EXERCISE OBJECTIVE
Across all the lines below, how many contain the string "mình"? Please reply with the number only.

— start of RECORD LIST —

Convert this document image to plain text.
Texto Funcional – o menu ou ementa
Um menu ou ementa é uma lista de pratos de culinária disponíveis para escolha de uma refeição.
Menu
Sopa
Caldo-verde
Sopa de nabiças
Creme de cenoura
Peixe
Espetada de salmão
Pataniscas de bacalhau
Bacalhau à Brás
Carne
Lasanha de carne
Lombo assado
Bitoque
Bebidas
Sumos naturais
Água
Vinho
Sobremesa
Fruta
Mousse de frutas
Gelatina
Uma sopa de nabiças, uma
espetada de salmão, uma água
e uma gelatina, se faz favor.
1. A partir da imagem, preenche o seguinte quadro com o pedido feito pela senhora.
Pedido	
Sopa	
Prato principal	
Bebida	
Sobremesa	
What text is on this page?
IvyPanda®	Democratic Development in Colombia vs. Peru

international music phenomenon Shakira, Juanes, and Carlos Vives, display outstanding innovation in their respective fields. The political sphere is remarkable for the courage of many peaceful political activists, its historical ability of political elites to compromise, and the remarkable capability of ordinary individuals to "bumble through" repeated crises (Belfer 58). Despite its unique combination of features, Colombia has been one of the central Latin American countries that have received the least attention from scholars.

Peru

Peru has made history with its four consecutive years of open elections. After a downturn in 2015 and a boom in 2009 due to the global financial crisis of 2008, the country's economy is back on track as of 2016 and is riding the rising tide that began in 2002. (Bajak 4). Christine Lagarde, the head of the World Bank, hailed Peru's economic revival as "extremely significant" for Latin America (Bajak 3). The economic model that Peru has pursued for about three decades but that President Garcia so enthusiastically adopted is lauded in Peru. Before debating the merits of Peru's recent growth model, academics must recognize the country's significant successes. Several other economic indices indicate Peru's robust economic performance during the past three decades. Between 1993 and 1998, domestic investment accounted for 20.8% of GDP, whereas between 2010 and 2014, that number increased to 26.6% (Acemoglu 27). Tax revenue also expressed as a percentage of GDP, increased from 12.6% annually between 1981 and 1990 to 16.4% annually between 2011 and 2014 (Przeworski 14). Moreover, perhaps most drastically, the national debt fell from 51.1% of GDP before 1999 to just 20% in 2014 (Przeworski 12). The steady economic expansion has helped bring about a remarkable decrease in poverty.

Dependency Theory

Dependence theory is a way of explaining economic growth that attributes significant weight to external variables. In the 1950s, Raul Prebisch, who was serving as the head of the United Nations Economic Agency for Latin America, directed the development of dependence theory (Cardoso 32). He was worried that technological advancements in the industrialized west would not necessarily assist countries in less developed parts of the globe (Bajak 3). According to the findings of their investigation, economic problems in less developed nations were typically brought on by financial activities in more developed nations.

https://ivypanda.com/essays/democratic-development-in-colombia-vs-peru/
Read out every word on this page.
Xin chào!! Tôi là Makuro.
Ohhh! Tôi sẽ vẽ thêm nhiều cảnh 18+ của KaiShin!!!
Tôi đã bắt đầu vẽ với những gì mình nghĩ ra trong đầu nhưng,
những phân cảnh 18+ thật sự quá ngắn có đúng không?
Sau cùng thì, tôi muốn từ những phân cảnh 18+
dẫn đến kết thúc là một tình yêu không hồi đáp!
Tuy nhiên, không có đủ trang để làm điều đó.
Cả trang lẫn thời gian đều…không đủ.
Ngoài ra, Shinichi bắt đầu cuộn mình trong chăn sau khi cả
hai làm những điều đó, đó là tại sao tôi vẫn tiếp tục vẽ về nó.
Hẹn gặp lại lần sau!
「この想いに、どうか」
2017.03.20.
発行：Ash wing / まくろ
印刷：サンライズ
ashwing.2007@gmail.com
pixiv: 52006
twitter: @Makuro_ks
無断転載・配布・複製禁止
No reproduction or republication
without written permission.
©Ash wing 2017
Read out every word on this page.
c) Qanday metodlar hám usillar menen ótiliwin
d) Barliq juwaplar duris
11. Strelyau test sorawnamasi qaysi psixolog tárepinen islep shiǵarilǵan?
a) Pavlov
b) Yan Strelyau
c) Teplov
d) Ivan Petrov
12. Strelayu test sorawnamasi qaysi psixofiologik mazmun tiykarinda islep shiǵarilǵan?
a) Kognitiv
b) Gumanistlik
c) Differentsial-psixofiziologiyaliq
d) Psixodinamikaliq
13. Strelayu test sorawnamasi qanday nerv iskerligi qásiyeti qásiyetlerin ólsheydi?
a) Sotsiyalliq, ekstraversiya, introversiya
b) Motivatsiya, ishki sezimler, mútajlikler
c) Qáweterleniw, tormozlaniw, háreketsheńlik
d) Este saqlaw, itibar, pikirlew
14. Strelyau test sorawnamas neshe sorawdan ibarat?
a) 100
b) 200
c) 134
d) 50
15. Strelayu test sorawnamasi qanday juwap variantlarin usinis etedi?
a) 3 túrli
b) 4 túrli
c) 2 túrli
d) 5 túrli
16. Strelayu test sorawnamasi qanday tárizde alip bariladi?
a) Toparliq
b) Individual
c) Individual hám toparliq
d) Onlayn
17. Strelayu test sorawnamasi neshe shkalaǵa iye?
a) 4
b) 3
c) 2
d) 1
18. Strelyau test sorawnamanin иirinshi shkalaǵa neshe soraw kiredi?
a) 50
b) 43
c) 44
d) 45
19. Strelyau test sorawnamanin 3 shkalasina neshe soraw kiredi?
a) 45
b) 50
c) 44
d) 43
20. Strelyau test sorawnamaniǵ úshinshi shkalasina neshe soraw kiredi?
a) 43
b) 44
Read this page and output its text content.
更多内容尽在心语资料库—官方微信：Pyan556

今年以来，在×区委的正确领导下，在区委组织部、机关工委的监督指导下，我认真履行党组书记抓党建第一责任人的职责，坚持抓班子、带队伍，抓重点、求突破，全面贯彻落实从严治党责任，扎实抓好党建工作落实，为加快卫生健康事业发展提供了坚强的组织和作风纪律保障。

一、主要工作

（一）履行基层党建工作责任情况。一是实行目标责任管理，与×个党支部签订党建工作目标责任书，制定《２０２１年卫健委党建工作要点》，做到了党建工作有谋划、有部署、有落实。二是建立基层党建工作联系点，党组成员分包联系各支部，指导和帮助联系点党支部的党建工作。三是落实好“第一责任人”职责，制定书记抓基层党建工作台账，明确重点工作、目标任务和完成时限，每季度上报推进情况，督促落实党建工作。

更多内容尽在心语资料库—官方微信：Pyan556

— end of RECORD LIST —

ANSWER IN FULL
2